● Problem statement
Show every line where "title" occurs.

***** Supplied material

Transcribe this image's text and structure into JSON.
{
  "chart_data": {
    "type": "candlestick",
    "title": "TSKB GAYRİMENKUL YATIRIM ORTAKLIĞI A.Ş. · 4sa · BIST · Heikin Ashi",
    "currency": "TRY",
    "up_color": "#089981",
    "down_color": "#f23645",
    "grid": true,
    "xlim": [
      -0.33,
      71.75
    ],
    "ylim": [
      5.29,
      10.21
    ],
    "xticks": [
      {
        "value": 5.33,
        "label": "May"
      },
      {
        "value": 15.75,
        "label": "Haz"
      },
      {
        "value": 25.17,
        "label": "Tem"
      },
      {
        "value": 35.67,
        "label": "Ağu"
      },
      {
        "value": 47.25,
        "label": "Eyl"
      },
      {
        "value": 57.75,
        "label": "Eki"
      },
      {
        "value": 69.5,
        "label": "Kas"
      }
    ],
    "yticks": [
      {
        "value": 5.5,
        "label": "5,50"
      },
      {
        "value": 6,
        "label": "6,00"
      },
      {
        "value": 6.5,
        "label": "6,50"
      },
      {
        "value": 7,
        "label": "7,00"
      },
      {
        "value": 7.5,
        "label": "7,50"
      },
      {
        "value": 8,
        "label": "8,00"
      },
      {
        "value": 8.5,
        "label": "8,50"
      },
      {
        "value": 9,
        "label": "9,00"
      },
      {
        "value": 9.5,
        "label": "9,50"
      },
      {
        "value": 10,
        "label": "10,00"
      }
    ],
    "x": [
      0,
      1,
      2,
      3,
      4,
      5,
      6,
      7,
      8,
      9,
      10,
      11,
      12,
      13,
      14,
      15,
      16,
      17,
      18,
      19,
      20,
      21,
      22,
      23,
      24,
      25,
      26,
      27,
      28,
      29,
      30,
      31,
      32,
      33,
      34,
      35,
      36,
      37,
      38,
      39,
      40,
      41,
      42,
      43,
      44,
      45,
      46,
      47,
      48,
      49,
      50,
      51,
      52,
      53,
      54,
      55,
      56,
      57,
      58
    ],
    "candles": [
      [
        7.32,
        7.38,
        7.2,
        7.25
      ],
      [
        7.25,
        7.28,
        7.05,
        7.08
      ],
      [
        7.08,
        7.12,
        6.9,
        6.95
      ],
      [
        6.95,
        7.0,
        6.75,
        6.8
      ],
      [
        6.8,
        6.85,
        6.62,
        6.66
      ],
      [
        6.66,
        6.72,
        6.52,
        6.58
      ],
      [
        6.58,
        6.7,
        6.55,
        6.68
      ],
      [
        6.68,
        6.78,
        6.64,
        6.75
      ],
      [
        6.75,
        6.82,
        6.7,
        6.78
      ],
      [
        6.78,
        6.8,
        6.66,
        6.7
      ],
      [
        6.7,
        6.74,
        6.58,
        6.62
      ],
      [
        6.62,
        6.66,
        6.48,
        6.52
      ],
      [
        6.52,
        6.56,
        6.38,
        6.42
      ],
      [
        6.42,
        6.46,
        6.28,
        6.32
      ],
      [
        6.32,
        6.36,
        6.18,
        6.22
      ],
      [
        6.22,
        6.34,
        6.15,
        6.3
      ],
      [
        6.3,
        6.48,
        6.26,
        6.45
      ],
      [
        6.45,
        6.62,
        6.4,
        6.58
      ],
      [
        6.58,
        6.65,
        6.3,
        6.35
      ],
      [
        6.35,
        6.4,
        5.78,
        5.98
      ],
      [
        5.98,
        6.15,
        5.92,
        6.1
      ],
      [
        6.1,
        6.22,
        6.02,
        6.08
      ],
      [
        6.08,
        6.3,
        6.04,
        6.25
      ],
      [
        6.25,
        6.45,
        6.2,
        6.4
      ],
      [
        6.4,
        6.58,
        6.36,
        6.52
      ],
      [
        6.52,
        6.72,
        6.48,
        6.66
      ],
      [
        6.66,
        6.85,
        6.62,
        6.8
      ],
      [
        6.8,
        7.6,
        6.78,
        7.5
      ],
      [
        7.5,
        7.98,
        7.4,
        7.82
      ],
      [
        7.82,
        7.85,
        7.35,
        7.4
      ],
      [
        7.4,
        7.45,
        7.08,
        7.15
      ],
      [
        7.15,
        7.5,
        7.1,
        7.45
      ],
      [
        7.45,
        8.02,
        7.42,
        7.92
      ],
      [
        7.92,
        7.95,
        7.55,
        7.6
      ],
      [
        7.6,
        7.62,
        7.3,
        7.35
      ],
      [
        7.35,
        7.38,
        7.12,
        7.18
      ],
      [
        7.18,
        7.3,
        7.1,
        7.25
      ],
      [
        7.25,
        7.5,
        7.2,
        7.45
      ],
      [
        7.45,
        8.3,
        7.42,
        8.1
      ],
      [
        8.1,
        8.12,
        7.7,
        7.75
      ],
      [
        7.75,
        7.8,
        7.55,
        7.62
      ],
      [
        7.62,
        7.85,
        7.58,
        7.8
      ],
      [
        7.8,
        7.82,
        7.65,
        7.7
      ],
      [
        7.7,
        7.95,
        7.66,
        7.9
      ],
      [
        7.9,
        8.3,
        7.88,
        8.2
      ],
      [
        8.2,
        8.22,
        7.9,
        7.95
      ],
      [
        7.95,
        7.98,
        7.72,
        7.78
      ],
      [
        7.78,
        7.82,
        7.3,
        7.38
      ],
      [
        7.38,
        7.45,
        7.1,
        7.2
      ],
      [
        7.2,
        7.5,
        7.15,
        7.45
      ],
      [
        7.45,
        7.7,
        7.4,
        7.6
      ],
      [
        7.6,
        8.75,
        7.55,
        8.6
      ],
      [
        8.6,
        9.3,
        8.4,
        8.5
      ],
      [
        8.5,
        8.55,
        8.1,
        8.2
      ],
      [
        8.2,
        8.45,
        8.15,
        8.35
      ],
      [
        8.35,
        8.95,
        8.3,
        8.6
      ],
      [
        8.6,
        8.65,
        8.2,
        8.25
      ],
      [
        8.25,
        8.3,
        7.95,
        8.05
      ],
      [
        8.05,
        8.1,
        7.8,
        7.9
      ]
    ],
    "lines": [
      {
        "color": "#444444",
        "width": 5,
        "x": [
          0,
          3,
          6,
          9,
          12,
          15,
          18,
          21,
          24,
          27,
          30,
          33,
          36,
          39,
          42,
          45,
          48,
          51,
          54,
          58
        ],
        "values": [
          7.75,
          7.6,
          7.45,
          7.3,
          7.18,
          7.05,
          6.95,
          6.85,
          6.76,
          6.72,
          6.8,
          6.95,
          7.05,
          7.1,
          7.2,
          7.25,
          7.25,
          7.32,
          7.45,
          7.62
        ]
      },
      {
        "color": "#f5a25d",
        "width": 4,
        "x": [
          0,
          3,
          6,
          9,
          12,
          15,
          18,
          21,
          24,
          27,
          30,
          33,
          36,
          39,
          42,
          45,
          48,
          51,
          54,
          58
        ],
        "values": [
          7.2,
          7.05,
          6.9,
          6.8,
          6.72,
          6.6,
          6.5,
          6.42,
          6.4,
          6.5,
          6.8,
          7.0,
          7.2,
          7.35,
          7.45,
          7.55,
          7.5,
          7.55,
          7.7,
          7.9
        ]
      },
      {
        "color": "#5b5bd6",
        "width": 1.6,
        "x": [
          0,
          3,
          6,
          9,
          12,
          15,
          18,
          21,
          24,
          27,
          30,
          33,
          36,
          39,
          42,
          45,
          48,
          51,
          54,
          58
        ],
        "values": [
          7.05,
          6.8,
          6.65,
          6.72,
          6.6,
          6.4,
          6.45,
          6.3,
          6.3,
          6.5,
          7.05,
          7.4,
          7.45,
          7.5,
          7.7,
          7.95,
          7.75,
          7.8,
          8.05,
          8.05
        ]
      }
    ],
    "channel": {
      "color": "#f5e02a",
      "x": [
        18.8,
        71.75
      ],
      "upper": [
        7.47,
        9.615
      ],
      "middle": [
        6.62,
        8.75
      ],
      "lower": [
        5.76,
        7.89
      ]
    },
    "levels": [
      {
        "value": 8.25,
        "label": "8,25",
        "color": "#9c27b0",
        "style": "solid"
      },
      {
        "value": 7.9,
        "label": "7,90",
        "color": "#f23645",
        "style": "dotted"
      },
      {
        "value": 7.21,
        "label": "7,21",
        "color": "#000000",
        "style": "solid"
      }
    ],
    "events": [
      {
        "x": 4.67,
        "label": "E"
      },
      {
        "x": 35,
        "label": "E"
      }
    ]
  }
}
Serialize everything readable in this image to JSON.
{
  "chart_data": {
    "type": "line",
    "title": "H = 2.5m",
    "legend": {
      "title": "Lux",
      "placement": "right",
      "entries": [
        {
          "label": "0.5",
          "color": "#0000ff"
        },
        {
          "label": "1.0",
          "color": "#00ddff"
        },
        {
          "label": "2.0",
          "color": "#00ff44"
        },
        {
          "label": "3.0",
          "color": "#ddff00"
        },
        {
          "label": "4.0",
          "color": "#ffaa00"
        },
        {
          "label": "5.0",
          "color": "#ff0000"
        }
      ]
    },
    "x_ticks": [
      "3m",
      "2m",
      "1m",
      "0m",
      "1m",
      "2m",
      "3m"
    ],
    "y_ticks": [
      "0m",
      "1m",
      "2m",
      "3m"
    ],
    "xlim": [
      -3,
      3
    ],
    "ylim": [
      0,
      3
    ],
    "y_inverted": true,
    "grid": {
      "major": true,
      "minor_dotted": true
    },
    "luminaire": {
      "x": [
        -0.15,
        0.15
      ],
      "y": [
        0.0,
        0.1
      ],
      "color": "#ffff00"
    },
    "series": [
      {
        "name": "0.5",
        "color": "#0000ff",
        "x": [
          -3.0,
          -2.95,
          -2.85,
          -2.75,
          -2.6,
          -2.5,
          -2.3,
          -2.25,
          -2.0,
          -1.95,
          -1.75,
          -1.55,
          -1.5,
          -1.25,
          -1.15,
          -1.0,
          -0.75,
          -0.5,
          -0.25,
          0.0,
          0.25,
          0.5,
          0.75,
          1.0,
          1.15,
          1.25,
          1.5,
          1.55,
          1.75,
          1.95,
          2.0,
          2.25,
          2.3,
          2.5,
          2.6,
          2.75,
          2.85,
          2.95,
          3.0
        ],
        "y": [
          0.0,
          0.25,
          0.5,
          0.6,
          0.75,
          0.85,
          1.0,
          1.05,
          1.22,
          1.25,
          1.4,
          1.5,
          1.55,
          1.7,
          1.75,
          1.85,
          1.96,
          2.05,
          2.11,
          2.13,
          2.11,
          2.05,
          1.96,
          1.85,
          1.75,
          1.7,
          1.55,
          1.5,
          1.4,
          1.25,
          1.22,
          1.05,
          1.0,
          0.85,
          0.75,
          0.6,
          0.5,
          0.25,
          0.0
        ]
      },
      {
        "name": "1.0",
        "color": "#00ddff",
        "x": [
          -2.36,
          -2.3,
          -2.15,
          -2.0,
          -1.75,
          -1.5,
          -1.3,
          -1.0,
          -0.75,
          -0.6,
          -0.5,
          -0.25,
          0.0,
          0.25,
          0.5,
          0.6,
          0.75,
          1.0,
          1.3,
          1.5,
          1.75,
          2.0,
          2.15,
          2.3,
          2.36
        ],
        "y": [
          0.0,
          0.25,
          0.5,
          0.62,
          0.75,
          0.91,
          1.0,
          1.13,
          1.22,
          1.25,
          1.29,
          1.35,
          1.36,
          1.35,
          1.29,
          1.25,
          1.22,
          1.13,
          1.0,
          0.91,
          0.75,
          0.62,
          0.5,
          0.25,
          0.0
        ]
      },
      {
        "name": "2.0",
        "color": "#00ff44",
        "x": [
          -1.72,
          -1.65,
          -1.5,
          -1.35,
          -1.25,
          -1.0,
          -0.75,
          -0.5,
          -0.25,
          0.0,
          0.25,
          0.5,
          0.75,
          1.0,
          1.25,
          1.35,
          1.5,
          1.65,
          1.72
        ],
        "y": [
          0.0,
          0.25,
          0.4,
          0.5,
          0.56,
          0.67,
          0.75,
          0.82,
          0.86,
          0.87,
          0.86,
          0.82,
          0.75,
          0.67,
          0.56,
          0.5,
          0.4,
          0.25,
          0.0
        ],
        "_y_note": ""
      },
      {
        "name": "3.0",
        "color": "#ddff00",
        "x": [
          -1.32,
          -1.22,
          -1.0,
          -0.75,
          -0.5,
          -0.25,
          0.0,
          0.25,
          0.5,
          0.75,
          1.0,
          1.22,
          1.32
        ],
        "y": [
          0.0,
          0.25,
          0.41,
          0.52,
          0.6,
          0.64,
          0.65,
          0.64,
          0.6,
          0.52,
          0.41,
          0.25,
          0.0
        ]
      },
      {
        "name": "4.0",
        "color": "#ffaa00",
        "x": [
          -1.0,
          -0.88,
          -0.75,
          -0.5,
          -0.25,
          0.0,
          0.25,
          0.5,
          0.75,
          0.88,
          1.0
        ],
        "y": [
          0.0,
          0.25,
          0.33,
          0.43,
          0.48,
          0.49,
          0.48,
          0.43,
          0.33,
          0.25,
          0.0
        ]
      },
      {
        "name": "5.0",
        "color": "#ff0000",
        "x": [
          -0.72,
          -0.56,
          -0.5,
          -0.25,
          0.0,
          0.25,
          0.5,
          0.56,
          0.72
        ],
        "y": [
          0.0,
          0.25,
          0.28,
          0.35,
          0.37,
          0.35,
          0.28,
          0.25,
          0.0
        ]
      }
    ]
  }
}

**********

● Exercise result
    "title": "TSKB GAYRİMENKUL YATIRIM ORTAKLIĞI A.Ş. · 4sa · BIST · Heikin Ashi",
    "title": "H = 2.5m",
      "title": "Lux",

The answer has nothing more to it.